◆ Written instruction
Exactly reproduce all the records, keeping pictures out of the copy.

◆ Exercise materials
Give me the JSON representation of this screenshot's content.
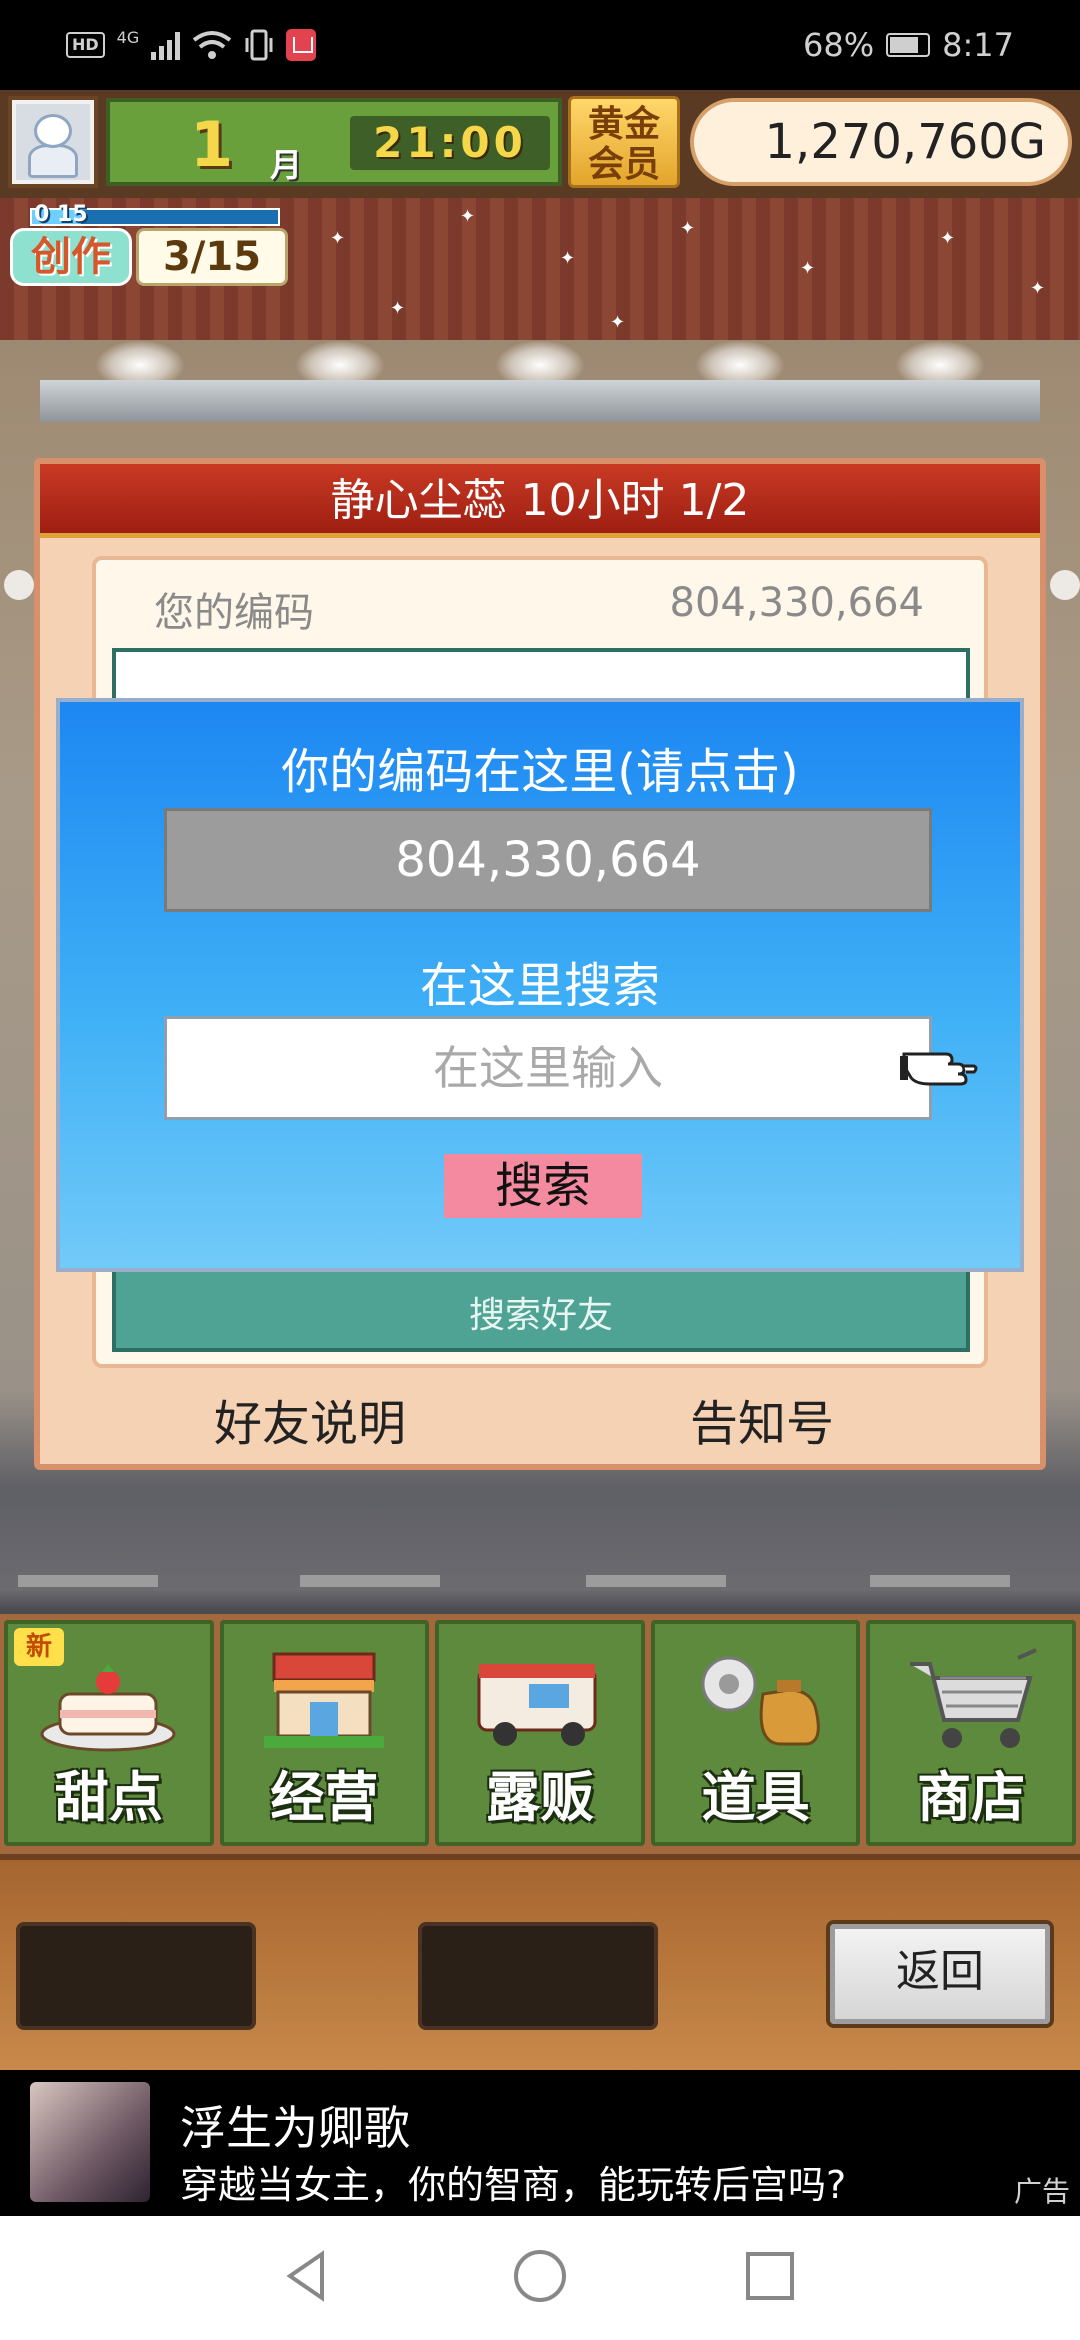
{
  "status_bar": {
    "left_hd": "HD",
    "left_net": "4G",
    "battery": "68%",
    "time": "8:17",
    "icons": [
      "signal-icon",
      "wifi-icon",
      "vibrate-icon",
      "reader-app-icon",
      "battery-icon"
    ]
  },
  "hud": {
    "month": "1",
    "month_unit": "月",
    "time": "21:00",
    "gold_member": "黄金会员",
    "money": "1,270,760G"
  },
  "create": {
    "small_label": "0 15",
    "tag": "创作",
    "count": "3/15",
    "progress": 0.2
  },
  "panel": {
    "title": "静心尘蕊  10小时 1/2",
    "code_label": "您的编码",
    "code_value": "804,330,664",
    "search_friends": "搜索好友",
    "friend_help": "好友说明",
    "notice_id": "告知号"
  },
  "dialog": {
    "title": "你的编码在这里(请点击)",
    "code": "804,330,664",
    "search_label": "在这里搜索",
    "input_placeholder": "在这里输入",
    "search_button": "搜索"
  },
  "menu": {
    "items": [
      {
        "label": "甜点",
        "icon": "cake-icon",
        "badge": "新"
      },
      {
        "label": "经营",
        "icon": "shop-icon"
      },
      {
        "label": "露贩",
        "icon": "food-truck-icon"
      },
      {
        "label": "道具",
        "icon": "items-bag-icon"
      },
      {
        "label": "商店",
        "icon": "shopping-cart-icon"
      }
    ]
  },
  "strip": {
    "back_button": "返回"
  },
  "ad": {
    "title": "浮生为卿歌",
    "desc": "穿越当女主，你的智商，能玩转后宫吗?",
    "mark": "广告"
  },
  "colors": {
    "dialog_blue": "#1d87f2",
    "search_button_pink": "#f48aa0",
    "panel_header_red": "#c93a24",
    "menu_green": "#5e8a3e"
  }
}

◆ The reply
Give me the JSON representation of this screenshot's content.
{
  "status_bar": {
    "left_hd": "HD",
    "left_net": "4G",
    "battery": "68%",
    "time": "8:17",
    "icons": [
      "signal-icon",
      "wifi-icon",
      "vibrate-icon",
      "reader-app-icon",
      "battery-icon"
    ]
  },
  "hud": {
    "month": "1",
    "month_unit": "月",
    "time": "21:00",
    "gold_member": "黄金会员",
    "money": "1,270,760G"
  },
  "create": {
    "small_label": "0 15",
    "tag": "创作",
    "count": "3/15",
    "progress": 0.2
  },
  "panel": {
    "title": "静心尘蕊  10小时 1/2",
    "code_label": "您的编码",
    "code_value": "804,330,664",
    "search_friends": "搜索好友",
    "friend_help": "好友说明",
    "notice_id": "告知号"
  },
  "dialog": {
    "title": "你的编码在这里(请点击)",
    "code": "804,330,664",
    "search_label": "在这里搜索",
    "input_placeholder": "在这里输入",
    "search_button": "搜索"
  },
  "menu": {
    "items": [
      {
        "label": "甜点",
        "icon": "cake-icon",
        "badge": "新"
      },
      {
        "label": "经营",
        "icon": "shop-icon"
      },
      {
        "label": "露贩",
        "icon": "food-truck-icon"
      },
      {
        "label": "道具",
        "icon": "items-bag-icon"
      },
      {
        "label": "商店",
        "icon": "shopping-cart-icon"
      }
    ]
  },
  "strip": {
    "back_button": "返回"
  },
  "ad": {
    "title": "浮生为卿歌",
    "desc": "穿越当女主，你的智商，能玩转后宫吗?",
    "mark": "广告"
  },
  "colors": {
    "dialog_blue": "#1d87f2",
    "search_button_pink": "#f48aa0",
    "panel_header_red": "#c93a24",
    "menu_green": "#5e8a3e"
  }
}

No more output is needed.